Restate the listing below word for word, omitting any images.

(Recorded data)
══════

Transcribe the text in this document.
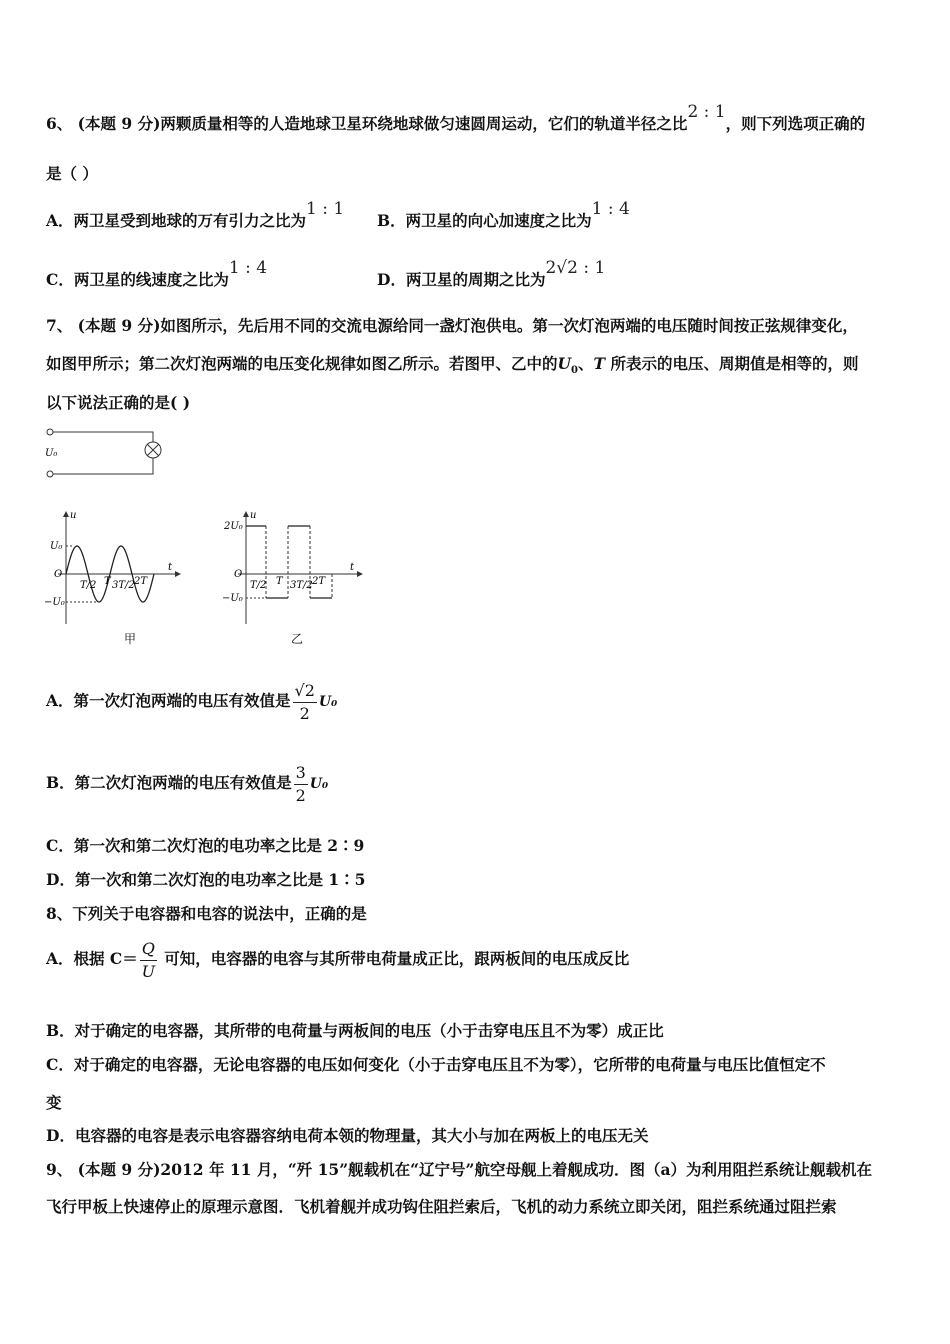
6、 (本题 9 分)两颗质量相等的人造地球卫星环绕地球做匀速圆周运动，它们的轨道半径之比2 : 1，则下列选项正确的
是（ ）
A．两卫星受到地球的万有引力之比为1 : 1
B．两卫星的向心加速度之比为1 : 4
C．两卫星的线速度之比为1 : 4
D．两卫星的周期之比为2√2 : 1
7、 (本题 9 分)如图所示，先后用不同的交流电源给同一盏灯泡供电。第一次灯泡两端的电压随时间按正弦规律变化，
如图甲所示；第二次灯泡两端的电压变化规律如图乙所示。若图甲、乙中的$U_0$、T 所表示的电压、周期值是相等的，则
以下说法正确的是( )
U₀
u
t
U₀
−U₀
O
T/2 T 3T/2 2T
甲
u
t
2U₀
−U₀
O
T/2 T 3T/2 2T
乙
A．第一次灯泡两端的电压有效值是 $\frac{√2}{2} U_0$
B．第二次灯泡两端的电压有效值是 $\frac{3}{2} U_0$
C．第一次和第二次灯泡的电功率之比是 2∶9
D．第一次和第二次灯泡的电功率之比是 1∶5
8、下列关于电容器和电容的说法中，正确的是
A．根据 $C= \frac{Q}{U}$ 可知，电容器的电容与其所带电荷量成正比，跟两板间的电压成反比
B．对于确定的电容器，其所带的电荷量与两板间的电压（小于击穿电压且不为零）成正比
C．对于确定的电容器，无论电容器的电压如何变化（小于击穿电压且不为零），它所带的电荷量与电压比值恒定不
变
D．电容器的电容是表示电容器容纳电荷本领的物理量，其大小与加在两板上的电压无关
9、 (本题 9 分)2012 年 11 月，“歼 15”舰载机在“辽宁号”航空母舰上着舰成功．图（a）为利用阻拦系统让舰载机在
飞行甲板上快速停止的原理示意图．飞机着舰并成功钩住阻拦索后，飞机的动力系统立即关闭，阻拦系统通过阻拦索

══════

TASK RESPONSE:
Transcribe the text in this document.
6、 (本题 9 分)两颗质量相等的人造地球卫星环绕地球做匀速圆周运动，它们的轨道半径之比2 : 1，则下列选项正确的
是（ ）
A．两卫星受到地球的万有引力之比为1 : 1
B．两卫星的向心加速度之比为1 : 4
C．两卫星的线速度之比为1 : 4
D．两卫星的周期之比为2√2 : 1
7、 (本题 9 分)如图所示，先后用不同的交流电源给同一盏灯泡供电。第一次灯泡两端的电压随时间按正弦规律变化，
如图甲所示；第二次灯泡两端的电压变化规律如图乙所示。若图甲、乙中的$U_0$、T 所表示的电压、周期值是相等的，则
以下说法正确的是( )
U₀
u
t
U₀
−U₀
O
T/2 T 3T/2 2T
甲
u
t
2U₀
−U₀
O
T/2 T 3T/2 2T
乙
A．第一次灯泡两端的电压有效值是 $\frac{√2}{2} U_0$
B．第二次灯泡两端的电压有效值是 $\frac{3}{2} U_0$
C．第一次和第二次灯泡的电功率之比是 2∶9
D．第一次和第二次灯泡的电功率之比是 1∶5
8、下列关于电容器和电容的说法中，正确的是
A．根据 $C= \frac{Q}{U}$ 可知，电容器的电容与其所带电荷量成正比，跟两板间的电压成反比
B．对于确定的电容器，其所带的电荷量与两板间的电压（小于击穿电压且不为零）成正比
C．对于确定的电容器，无论电容器的电压如何变化（小于击穿电压且不为零），它所带的电荷量与电压比值恒定不
变
D．电容器的电容是表示电容器容纳电荷本领的物理量，其大小与加在两板上的电压无关
9、 (本题 9 分)2012 年 11 月，“歼 15”舰载机在“辽宁号”航空母舰上着舰成功．图（a）为利用阻拦系统让舰载机在
飞行甲板上快速停止的原理示意图．飞机着舰并成功钩住阻拦索后，飞机的动力系统立即关闭，阻拦系统通过阻拦索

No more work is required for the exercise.